Problem description — Reproduce every record exactly as it appears, but not the pictures.
** start of Input material **
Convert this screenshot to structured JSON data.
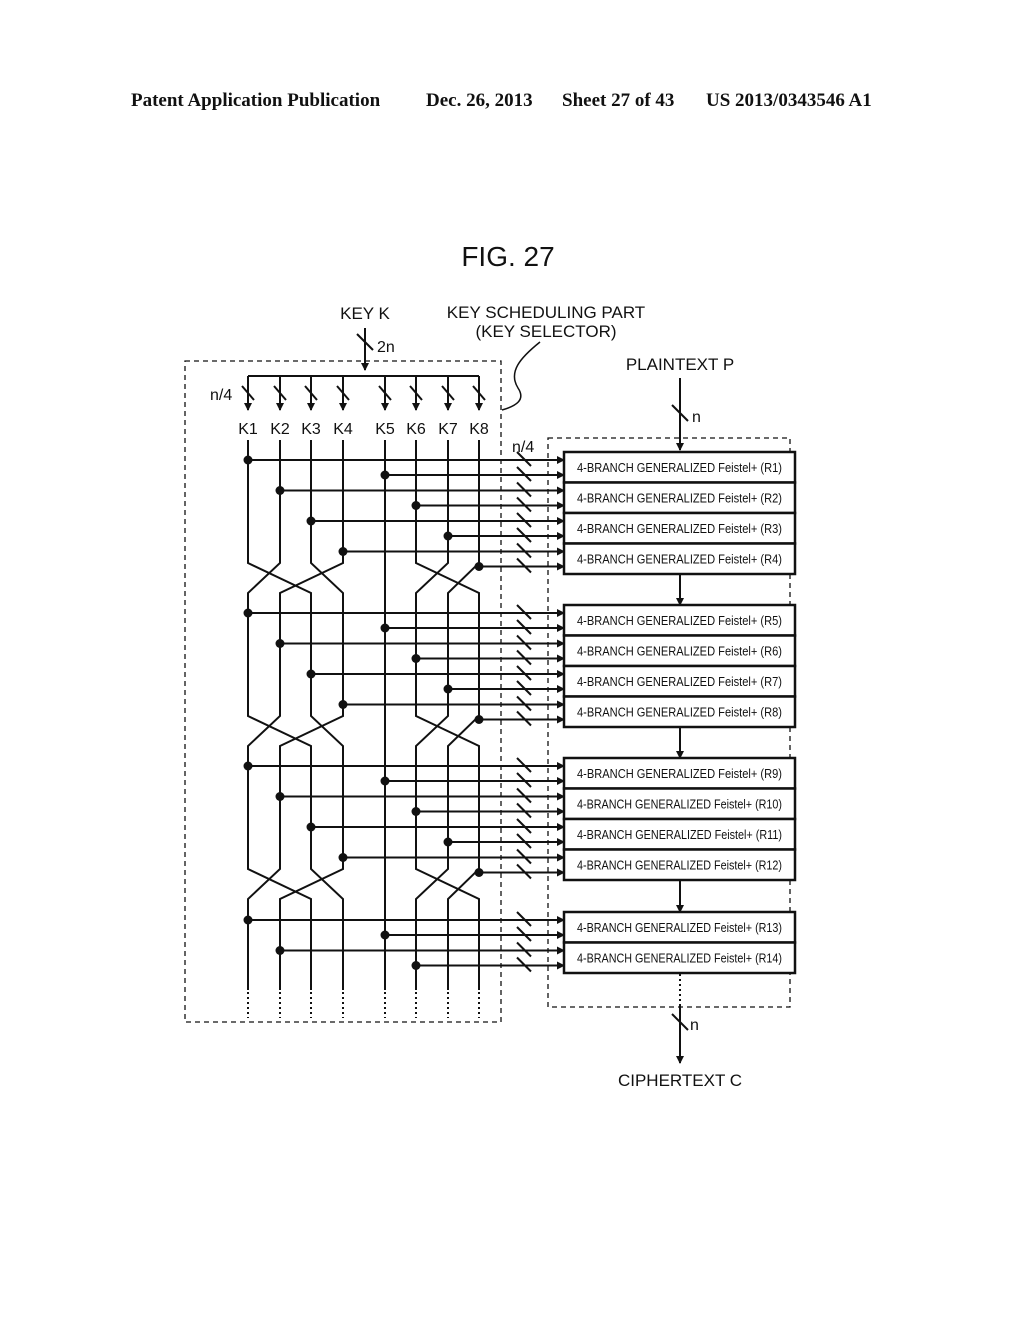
{
  "header": {
    "publication": "Patent Application Publication",
    "date": "Dec. 26, 2013",
    "sheet": "Sheet 27 of 43",
    "number": "US 2013/0343546 A1"
  },
  "figure": {
    "title": "FIG. 27",
    "key_input": "KEY K",
    "key_width": "2n",
    "key_part_label_1": "KEY SCHEDULING PART",
    "key_part_label_2": "(KEY SELECTOR)",
    "subkey_width": "n/4",
    "subkeys": [
      "K1",
      "K2",
      "K3",
      "K4",
      "K5",
      "K6",
      "K7",
      "K8"
    ],
    "plaintext": "PLAINTEXT P",
    "plaintext_width": "n",
    "bus_width": "n/4",
    "ciphertext": "CIPHERTEXT C",
    "ciphertext_width": "n",
    "rounds": [
      "4-BRANCH GENERALIZED Feistel+ (R1)",
      "4-BRANCH GENERALIZED Feistel+ (R2)",
      "4-BRANCH GENERALIZED Feistel+ (R3)",
      "4-BRANCH GENERALIZED Feistel+ (R4)",
      "4-BRANCH GENERALIZED Feistel+ (R5)",
      "4-BRANCH GENERALIZED Feistel+ (R6)",
      "4-BRANCH GENERALIZED Feistel+ (R7)",
      "4-BRANCH GENERALIZED Feistel+ (R8)",
      "4-BRANCH GENERALIZED Feistel+ (R9)",
      "4-BRANCH GENERALIZED Feistel+ (R10)",
      "4-BRANCH GENERALIZED Feistel+ (R11)",
      "4-BRANCH GENERALIZED Feistel+ (R12)",
      "4-BRANCH GENERALIZED Feistel+ (R13)",
      "4-BRANCH GENERALIZED Feistel+ (R14)"
    ]
  }
}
** end of Input material **
Correct output —
Convert this screenshot to structured JSON data.
{
  "header": {
    "publication": "Patent Application Publication",
    "date": "Dec. 26, 2013",
    "sheet": "Sheet 27 of 43",
    "number": "US 2013/0343546 A1"
  },
  "figure": {
    "title": "FIG. 27",
    "key_input": "KEY K",
    "key_width": "2n",
    "key_part_label_1": "KEY SCHEDULING PART",
    "key_part_label_2": "(KEY SELECTOR)",
    "subkey_width": "n/4",
    "subkeys": [
      "K1",
      "K2",
      "K3",
      "K4",
      "K5",
      "K6",
      "K7",
      "K8"
    ],
    "plaintext": "PLAINTEXT P",
    "plaintext_width": "n",
    "bus_width": "n/4",
    "ciphertext": "CIPHERTEXT C",
    "ciphertext_width": "n",
    "rounds": [
      "4-BRANCH GENERALIZED Feistel+ (R1)",
      "4-BRANCH GENERALIZED Feistel+ (R2)",
      "4-BRANCH GENERALIZED Feistel+ (R3)",
      "4-BRANCH GENERALIZED Feistel+ (R4)",
      "4-BRANCH GENERALIZED Feistel+ (R5)",
      "4-BRANCH GENERALIZED Feistel+ (R6)",
      "4-BRANCH GENERALIZED Feistel+ (R7)",
      "4-BRANCH GENERALIZED Feistel+ (R8)",
      "4-BRANCH GENERALIZED Feistel+ (R9)",
      "4-BRANCH GENERALIZED Feistel+ (R10)",
      "4-BRANCH GENERALIZED Feistel+ (R11)",
      "4-BRANCH GENERALIZED Feistel+ (R12)",
      "4-BRANCH GENERALIZED Feistel+ (R13)",
      "4-BRANCH GENERALIZED Feistel+ (R14)"
    ]
  }
}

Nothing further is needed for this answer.